Aim: Collect every line of the material that contains the word "View", and reproduce each such line in full.

Material provided:
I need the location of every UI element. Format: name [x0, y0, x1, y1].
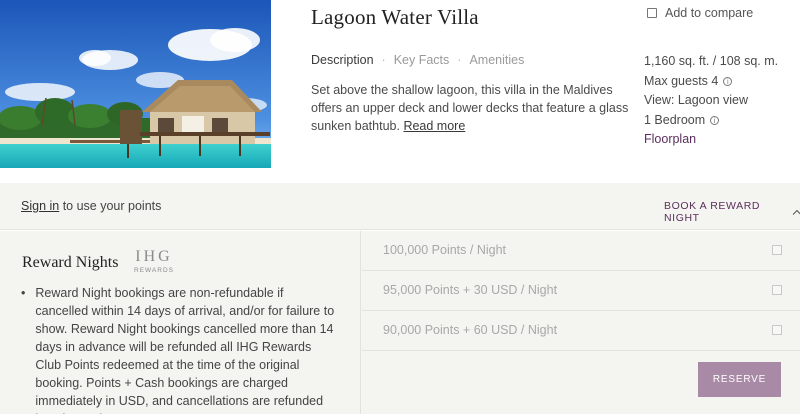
- fact-floorplan: Floorplan: [644, 130, 778, 150]
- ihg-logo-subtext: REWARDS: [134, 267, 174, 274]
- description-text: Set above the shallow lagoon, this villa…: [311, 83, 629, 133]
- signin-suffix: to use your points: [59, 199, 162, 213]
- reward-option-checkbox[interactable]: [772, 245, 782, 255]
- info-icon[interactable]: i: [710, 115, 720, 125]
- reward-info: Reward Nights IHG REWARDS • Reward Night…: [0, 231, 361, 414]
- fact-view-text: View: Lagoon view: [644, 93, 749, 107]
- policy-text: Reward Night bookings are non-refundable…: [35, 286, 335, 414]
- signin-text: Sign in to use your points: [21, 199, 161, 213]
- room-title: Lagoon Water Villa: [311, 5, 479, 29]
- room-photo[interactable]: [0, 0, 271, 168]
- fact-max-guests: Max guests 4 i: [644, 72, 778, 92]
- room-description: Set above the shallow lagoon, this villa…: [311, 81, 631, 135]
- fact-size: 1,160 sq. ft. / 108 sq. m.: [644, 52, 778, 72]
- reward-policy: • Reward Night bookings are non-refundab…: [21, 284, 341, 414]
- fact-view: View: Lagoon view: [644, 91, 778, 111]
- fact-max-guests-text: Max guests 4: [644, 73, 719, 88]
- floorplan-link[interactable]: Floorplan: [644, 130, 696, 150]
- read-more-link[interactable]: Read more: [403, 119, 465, 133]
- tab-separator: ·: [381, 53, 386, 67]
- room-facts: 1,160 sq. ft. / 108 sq. m. Max guests 4 …: [644, 52, 778, 150]
- book-reward-night-toggle[interactable]: BOOK A REWARD NIGHT: [664, 200, 800, 224]
- reward-option-checkbox[interactable]: [772, 285, 782, 295]
- room-summary: Lagoon Water Villa Description · Key Facts…: [0, 0, 800, 183]
- reward-nights-panel: Reward Nights IHG REWARDS • Reward Night…: [0, 231, 800, 414]
- reward-option-label: 90,000 Points + 60 USD / Night: [383, 323, 558, 337]
- ihg-rewards-logo: IHG REWARDS: [134, 248, 174, 275]
- policy-bullet: •: [21, 286, 26, 300]
- signin-bar: Sign in to use your points BOOK A REWARD…: [0, 183, 800, 230]
- room-tabs: Description · Key Facts · Amenities: [311, 53, 524, 67]
- fact-size-text: 1,160 sq. ft. / 108 sq. m.: [644, 54, 779, 68]
- add-to-compare[interactable]: Add to compare: [647, 6, 753, 20]
- reward-option[interactable]: 90,000 Points + 60 USD / Night: [362, 311, 800, 351]
- tab-key-facts[interactable]: Key Facts: [394, 53, 450, 67]
- reward-option[interactable]: 95,000 Points + 30 USD / Night: [362, 271, 800, 311]
- signin-link[interactable]: Sign in: [21, 199, 59, 213]
- tab-description[interactable]: Description: [311, 53, 374, 67]
- fact-bedrooms-text: 1 Bedroom: [644, 112, 706, 127]
- tab-separator: ·: [457, 53, 462, 67]
- reward-nights-title: Reward Nights: [22, 254, 119, 271]
- reward-option[interactable]: 100,000 Points / Night: [362, 231, 800, 271]
- tab-amenities[interactable]: Amenities: [469, 53, 524, 67]
- reward-option-label: 95,000 Points + 30 USD / Night: [383, 283, 558, 297]
- reward-options: 100,000 Points / Night 95,000 Points + 3…: [362, 231, 800, 351]
- compare-label: Add to compare: [665, 6, 754, 20]
- chevron-up-icon: [793, 209, 800, 218]
- compare-checkbox[interactable]: [647, 8, 657, 18]
- info-icon[interactable]: i: [723, 76, 733, 86]
- reward-option-label: 100,000 Points / Night: [383, 243, 506, 257]
- reward-option-checkbox[interactable]: [772, 325, 782, 335]
- ihg-logo-text: IHG: [135, 248, 173, 265]
- book-reward-night-label: BOOK A REWARD NIGHT: [664, 200, 761, 224]
- water-villa-photo: [0, 0, 271, 168]
- fact-bedrooms: 1 Bedroom i: [644, 111, 778, 131]
- reserve-button[interactable]: RESERVE: [698, 362, 781, 397]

Exercise result:
- fact-view-text: View: Lagoon view: [644, 93, 749, 107]
- fact-view: View: Lagoon view: [644, 91, 778, 111]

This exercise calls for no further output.